(Records from a collection)

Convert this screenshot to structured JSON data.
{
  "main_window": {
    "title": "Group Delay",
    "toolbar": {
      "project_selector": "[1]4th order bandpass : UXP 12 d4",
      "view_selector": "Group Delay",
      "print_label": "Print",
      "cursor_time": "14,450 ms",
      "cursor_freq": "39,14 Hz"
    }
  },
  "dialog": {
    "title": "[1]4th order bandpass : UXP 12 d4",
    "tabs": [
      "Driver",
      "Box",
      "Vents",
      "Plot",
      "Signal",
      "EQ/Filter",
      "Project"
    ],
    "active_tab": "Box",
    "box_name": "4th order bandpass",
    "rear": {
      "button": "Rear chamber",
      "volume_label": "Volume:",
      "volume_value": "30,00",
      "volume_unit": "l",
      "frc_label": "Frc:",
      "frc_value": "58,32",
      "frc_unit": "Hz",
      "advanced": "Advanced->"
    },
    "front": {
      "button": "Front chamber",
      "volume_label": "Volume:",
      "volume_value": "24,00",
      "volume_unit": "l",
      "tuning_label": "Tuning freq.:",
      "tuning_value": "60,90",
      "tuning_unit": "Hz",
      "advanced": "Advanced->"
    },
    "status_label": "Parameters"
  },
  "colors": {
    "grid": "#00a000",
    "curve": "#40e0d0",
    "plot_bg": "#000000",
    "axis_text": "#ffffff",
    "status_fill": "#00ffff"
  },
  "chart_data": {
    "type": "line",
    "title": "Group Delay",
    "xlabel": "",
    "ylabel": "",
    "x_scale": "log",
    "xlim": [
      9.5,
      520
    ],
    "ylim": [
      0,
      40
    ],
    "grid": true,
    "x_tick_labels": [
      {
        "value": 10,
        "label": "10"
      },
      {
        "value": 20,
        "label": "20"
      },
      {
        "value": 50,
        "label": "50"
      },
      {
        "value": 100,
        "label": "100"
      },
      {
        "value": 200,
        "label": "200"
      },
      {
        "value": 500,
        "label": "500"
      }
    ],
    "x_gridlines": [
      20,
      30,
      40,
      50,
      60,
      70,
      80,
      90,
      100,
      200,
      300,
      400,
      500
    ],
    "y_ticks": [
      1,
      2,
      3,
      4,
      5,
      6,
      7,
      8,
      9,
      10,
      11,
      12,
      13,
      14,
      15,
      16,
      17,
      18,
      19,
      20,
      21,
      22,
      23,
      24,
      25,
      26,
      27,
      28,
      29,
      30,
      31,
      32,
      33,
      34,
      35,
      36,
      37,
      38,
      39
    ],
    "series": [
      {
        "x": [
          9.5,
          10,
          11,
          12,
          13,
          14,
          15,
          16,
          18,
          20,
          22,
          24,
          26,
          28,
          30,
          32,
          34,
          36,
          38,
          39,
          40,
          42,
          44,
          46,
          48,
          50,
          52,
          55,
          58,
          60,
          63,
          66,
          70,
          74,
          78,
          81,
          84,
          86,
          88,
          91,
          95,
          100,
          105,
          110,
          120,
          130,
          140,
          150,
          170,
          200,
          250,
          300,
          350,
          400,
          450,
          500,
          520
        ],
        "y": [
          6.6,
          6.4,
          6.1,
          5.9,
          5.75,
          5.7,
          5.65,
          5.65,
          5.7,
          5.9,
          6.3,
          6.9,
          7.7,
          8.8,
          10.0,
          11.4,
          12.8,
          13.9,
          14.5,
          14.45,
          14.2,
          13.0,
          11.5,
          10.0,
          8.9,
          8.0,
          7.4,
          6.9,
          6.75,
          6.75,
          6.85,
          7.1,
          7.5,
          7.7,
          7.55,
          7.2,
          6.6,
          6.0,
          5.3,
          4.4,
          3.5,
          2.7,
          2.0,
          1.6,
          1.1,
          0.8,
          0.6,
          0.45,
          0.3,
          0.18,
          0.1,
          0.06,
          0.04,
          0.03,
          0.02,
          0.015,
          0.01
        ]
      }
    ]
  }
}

▶ [DIRECTIVE] Check each line of the records for the word "button", and show the lines that contain it.

▶ [SOLUTION TO THE PROBLEM]
      "button": "Rear chamber",
      "button": "Front chamber",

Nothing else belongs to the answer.